To be done »
[A] Write out the passage of the DevOps Enterprise Summit post that begins with the words containing "A favorite #DOES14" and ends with "your transformation attempts.", copying it word for word.
[B] Which things does the DevOps Enterprise Summit post call essential for the rapid release cycles of truly Agile teams? List them all.
[C] Continue the DevOps Enterprise Summit post from where it stops.

Excerpt »

+ + + +

Part 2: What we learned at DevOps Enterprise Summit 2014, and what will this year’s DOES hold for you?

In a recent post, we shared five favorite takeaways from last year’s DevOps Enterprise Summit (#DOES14) and announced DevOps Enterprise Summit 2015 (DOES15), happening October 19-21 in San Francisco. We are excited to share five more takeaways from last year’s DOES event since there were so many amazing presentations, based upon real life expriences, and lessons learned.

1Culture Eats Process for Lunch

A favorite #DOES14 sound bite of ours comes from Enterprise Agile Coach, Kathryn Kuhn. The idea that “culture eats process for lunch,” was reiterated by many. You can’t buy transformation and DevOps will never come in a box. It all starts with the people you hire and the policies you promote.

Within the enterprise, distributed teams of thousands of developers contribute to the delivery of one product. Collaboration, clear communication and understanding of a shared objective are essential in accomplishing the rapid release cycles we see from truly Agile teams. No automation process or Continuous Delivery tool will transform your organization, investing in process before people is a sure-fire way to annoy developers who won’t understand, slow your process even more and ultimately fail in your transformation attempts.

+ + + +

Records provided »
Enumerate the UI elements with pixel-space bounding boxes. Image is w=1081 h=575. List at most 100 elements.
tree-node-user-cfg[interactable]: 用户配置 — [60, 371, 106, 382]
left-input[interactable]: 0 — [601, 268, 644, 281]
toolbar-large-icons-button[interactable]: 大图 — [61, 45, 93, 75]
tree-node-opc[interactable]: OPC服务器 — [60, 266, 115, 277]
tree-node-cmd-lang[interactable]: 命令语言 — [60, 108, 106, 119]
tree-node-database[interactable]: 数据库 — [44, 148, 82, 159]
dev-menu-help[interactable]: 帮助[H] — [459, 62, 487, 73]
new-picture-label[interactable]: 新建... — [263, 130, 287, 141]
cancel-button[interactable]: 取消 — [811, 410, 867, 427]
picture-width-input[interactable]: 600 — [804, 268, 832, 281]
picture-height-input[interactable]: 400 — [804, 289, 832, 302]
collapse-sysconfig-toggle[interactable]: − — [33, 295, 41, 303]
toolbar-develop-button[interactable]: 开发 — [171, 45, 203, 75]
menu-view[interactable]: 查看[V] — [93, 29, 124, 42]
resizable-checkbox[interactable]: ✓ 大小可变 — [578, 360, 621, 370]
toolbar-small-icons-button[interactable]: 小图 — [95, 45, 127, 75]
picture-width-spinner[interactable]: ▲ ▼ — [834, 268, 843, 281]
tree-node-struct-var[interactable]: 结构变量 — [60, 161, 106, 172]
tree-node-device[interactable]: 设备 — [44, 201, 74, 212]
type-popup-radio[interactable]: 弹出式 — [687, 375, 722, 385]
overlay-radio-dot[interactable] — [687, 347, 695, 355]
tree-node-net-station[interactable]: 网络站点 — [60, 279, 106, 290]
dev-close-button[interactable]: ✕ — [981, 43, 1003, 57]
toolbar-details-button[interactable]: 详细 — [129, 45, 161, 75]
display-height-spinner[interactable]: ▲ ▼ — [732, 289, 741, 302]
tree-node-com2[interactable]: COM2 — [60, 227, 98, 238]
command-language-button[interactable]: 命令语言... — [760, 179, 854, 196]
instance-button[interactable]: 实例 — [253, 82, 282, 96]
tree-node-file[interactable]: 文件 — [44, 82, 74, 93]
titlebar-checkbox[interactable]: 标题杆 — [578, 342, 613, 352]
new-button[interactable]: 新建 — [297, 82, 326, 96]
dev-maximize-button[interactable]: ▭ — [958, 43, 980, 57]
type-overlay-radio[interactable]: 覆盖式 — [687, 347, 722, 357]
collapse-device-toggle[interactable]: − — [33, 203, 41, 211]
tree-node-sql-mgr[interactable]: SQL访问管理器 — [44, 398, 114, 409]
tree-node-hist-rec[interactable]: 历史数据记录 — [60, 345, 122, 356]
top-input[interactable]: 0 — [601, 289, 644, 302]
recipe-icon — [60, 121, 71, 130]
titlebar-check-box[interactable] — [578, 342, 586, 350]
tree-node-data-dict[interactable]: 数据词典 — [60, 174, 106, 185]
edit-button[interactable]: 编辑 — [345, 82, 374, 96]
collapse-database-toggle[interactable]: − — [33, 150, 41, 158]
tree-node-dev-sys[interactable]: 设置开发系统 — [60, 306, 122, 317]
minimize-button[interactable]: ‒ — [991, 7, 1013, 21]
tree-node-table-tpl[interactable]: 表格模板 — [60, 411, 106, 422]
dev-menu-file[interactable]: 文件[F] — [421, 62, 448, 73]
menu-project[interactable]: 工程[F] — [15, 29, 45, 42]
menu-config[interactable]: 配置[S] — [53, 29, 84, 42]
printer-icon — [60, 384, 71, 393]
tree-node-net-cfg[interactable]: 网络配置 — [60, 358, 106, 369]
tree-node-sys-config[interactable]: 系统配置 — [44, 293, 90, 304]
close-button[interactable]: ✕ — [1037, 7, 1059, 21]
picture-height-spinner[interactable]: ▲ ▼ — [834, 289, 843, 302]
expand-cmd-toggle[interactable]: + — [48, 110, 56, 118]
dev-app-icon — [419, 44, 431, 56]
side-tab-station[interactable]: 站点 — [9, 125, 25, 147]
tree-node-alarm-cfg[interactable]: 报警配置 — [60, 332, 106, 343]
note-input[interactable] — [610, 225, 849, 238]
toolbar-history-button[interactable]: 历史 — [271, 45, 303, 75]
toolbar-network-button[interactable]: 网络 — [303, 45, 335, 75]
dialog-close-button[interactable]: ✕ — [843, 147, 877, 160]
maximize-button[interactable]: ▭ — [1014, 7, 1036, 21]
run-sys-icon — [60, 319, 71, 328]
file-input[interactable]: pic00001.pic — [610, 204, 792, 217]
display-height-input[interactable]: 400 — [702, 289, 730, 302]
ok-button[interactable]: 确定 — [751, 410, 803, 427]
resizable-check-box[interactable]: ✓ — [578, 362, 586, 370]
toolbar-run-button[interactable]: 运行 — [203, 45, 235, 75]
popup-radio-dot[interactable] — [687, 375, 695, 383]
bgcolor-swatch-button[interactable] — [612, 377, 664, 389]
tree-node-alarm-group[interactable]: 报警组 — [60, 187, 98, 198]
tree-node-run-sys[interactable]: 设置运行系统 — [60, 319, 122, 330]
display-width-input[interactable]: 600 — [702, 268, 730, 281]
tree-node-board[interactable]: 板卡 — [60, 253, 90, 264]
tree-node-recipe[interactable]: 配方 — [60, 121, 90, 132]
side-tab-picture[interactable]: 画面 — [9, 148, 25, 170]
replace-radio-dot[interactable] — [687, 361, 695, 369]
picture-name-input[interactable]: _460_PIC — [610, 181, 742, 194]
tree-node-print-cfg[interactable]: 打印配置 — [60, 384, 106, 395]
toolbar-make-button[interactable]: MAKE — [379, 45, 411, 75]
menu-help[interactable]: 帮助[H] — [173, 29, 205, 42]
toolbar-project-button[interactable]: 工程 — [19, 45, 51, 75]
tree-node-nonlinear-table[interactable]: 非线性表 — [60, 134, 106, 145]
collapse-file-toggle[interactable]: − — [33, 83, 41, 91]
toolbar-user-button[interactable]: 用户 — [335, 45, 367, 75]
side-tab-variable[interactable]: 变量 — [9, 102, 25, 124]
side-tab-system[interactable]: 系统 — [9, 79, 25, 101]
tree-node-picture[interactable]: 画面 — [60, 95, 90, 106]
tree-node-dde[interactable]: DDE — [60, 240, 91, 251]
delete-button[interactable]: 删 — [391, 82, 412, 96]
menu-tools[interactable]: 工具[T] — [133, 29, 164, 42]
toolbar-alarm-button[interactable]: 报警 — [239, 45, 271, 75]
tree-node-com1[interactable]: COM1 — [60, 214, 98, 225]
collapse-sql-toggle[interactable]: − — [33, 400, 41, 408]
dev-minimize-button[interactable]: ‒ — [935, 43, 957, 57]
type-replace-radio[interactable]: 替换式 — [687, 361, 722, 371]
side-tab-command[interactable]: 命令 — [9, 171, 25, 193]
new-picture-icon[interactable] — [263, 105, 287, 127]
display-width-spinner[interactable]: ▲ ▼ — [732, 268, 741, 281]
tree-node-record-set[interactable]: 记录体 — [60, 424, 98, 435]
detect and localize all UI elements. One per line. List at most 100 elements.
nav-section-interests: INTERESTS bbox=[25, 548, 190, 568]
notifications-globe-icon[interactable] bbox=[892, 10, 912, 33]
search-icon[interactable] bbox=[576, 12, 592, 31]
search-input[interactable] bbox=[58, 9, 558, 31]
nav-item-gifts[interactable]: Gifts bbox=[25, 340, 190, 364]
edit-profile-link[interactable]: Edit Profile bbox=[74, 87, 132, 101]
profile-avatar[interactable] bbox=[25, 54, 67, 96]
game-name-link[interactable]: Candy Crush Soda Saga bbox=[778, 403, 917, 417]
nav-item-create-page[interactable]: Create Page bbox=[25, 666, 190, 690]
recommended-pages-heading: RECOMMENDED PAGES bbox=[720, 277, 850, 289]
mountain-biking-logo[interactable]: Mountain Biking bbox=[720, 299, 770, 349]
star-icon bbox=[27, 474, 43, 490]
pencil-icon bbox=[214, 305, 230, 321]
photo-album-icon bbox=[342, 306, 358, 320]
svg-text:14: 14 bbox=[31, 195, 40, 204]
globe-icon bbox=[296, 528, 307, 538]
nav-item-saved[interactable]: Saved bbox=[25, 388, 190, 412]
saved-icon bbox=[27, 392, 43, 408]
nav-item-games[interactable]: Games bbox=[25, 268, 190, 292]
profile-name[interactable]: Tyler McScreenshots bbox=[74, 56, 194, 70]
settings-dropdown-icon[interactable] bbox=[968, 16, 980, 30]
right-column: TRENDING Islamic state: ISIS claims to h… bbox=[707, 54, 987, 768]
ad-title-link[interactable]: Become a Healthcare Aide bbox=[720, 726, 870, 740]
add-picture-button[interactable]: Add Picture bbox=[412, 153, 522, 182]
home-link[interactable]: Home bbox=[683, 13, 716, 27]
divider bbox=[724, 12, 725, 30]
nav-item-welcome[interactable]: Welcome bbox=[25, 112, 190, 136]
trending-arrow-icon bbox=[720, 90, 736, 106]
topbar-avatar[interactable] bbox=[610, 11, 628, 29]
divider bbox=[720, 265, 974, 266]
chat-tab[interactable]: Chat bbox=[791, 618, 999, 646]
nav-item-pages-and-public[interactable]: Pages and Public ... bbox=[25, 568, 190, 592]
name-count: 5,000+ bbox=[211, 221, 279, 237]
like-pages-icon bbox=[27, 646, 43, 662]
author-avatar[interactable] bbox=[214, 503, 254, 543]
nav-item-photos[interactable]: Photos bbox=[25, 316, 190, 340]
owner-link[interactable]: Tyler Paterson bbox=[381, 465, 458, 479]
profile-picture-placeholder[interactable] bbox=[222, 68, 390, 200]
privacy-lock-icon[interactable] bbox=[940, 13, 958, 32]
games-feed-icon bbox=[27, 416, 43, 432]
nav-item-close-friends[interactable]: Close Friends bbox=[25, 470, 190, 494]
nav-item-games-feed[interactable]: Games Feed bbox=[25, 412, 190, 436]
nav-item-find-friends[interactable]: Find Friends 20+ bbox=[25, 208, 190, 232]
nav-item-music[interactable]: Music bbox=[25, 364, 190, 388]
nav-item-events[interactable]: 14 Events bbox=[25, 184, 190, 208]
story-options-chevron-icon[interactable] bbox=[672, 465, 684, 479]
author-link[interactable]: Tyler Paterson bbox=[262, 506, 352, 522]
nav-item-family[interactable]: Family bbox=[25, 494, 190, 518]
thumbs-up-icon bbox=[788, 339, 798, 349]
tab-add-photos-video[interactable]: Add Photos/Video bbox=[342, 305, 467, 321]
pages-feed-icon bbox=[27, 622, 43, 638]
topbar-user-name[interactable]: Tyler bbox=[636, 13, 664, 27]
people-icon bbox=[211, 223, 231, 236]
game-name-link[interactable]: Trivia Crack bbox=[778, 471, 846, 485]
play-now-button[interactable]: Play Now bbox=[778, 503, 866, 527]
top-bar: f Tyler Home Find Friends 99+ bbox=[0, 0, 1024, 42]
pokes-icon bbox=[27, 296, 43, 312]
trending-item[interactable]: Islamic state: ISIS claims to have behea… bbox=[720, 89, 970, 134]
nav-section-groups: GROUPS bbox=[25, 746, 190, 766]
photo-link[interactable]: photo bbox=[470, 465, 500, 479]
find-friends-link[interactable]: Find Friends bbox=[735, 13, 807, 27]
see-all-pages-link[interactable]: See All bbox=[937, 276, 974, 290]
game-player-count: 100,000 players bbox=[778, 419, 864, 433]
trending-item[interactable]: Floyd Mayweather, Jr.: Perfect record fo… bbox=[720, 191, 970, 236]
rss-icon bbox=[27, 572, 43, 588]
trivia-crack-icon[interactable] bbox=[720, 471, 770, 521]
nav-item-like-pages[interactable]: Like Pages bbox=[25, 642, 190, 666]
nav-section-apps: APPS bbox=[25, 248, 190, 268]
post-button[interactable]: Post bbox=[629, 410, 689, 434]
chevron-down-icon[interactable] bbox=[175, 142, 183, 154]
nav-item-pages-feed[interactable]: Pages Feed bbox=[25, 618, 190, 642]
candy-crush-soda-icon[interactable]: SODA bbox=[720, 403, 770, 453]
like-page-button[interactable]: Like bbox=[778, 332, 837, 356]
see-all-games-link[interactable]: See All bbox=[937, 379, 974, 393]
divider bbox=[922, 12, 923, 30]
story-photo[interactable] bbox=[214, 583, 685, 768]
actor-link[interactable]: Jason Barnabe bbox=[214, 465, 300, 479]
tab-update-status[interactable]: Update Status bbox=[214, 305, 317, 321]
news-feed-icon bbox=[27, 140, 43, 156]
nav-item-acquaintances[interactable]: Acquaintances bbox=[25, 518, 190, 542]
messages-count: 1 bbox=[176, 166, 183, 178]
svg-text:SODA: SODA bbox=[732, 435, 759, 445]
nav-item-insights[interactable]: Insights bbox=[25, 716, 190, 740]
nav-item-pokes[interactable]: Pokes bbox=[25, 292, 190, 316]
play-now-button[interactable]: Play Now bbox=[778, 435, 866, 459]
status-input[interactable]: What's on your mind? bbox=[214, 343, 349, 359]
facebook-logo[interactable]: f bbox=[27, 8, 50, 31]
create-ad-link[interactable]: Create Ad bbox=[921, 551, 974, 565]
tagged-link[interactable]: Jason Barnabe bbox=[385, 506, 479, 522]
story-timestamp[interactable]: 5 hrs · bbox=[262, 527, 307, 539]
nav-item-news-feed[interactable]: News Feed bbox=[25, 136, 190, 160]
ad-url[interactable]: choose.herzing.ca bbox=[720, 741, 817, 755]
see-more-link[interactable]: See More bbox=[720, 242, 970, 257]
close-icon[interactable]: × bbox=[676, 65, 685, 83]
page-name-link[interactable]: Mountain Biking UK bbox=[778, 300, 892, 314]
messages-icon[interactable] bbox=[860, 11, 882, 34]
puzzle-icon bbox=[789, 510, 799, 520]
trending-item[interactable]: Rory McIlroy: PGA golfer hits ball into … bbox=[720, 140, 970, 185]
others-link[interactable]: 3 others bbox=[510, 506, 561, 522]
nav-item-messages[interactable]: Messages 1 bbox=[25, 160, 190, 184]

+ + + +

Written answers »
[A]
A favorite #DOES14 sound bite of ours comes from Enterprise Agile Coach, Kathryn Kuhn. The idea that “culture eats process for lunch,” was reiterated by many. You can’t buy transformation and DevOps will never come in a box. It all starts with the people you hire and the policies you promote.

Within the enterprise, distributed teams of thousands of developers contribute to the delivery of one product. Collaboration, clear communication and understanding of a shared objective are essential in accomplishing the rapid release cycles we see from truly Agile teams. No automation process or Continuous Delivery tool will transform your organization, investing in process before people is a sure-fire way to annoy developers who won’t understand, slow your process even more and ultimately fail in your transformation attempts.

[B]
- Collaboration
- Clear communication
- Understanding of a shared objective

[C]
2BUT, the Tools do Matter

A clear crowd pleaser from out keynote lineup in 2014 was Jason Cox, Director and Systems Engineering at The Walt Disney Company. Although Cox’s presentation could not be live-streamed, the points he made were shared across social channels like wild fire. Cox’s opinions on tooling were particularly proliferated. “You’ve got to pick technology that transforms,” he said. “You need to find tools that change the way you think.”

disney-at-does14

Jason Cox, Director and Systems Engineering at The Walt Disney Company speaking at DOES14

So, yes, you must invest in people before process, but if you stop your investment in DevOps, Agile, Continuous Delivery or other lean practices, you’re ultimately wasting your efforts. You cannot “automate all the things” without automation tools. Invest heavily in your people and then elevate them from as many processes as possible. For more on Cox’s presentation, read this blog post from Puppet Labs.

3Sharing Failures is as Important as Successes

From massive telecom companies, to national not-for-profit organizations or financial institutions, failure is a part of any large enterprise’s attempt at scaling DevOps. When speakers such as Bill Donaldson and Aimee Bechtle of MITRE Corp shared real-life experience about what they did wrong vs. just celebrating what they succeeded at, attendees were able to learn from their errors as well as become more comfortable with the idea that failure should be expected and embraced. “We want to have you takeaway two things from this presentation: The emotional roller coaster that we went on, and then second, what we did after the system was up and running,” said Bechtle.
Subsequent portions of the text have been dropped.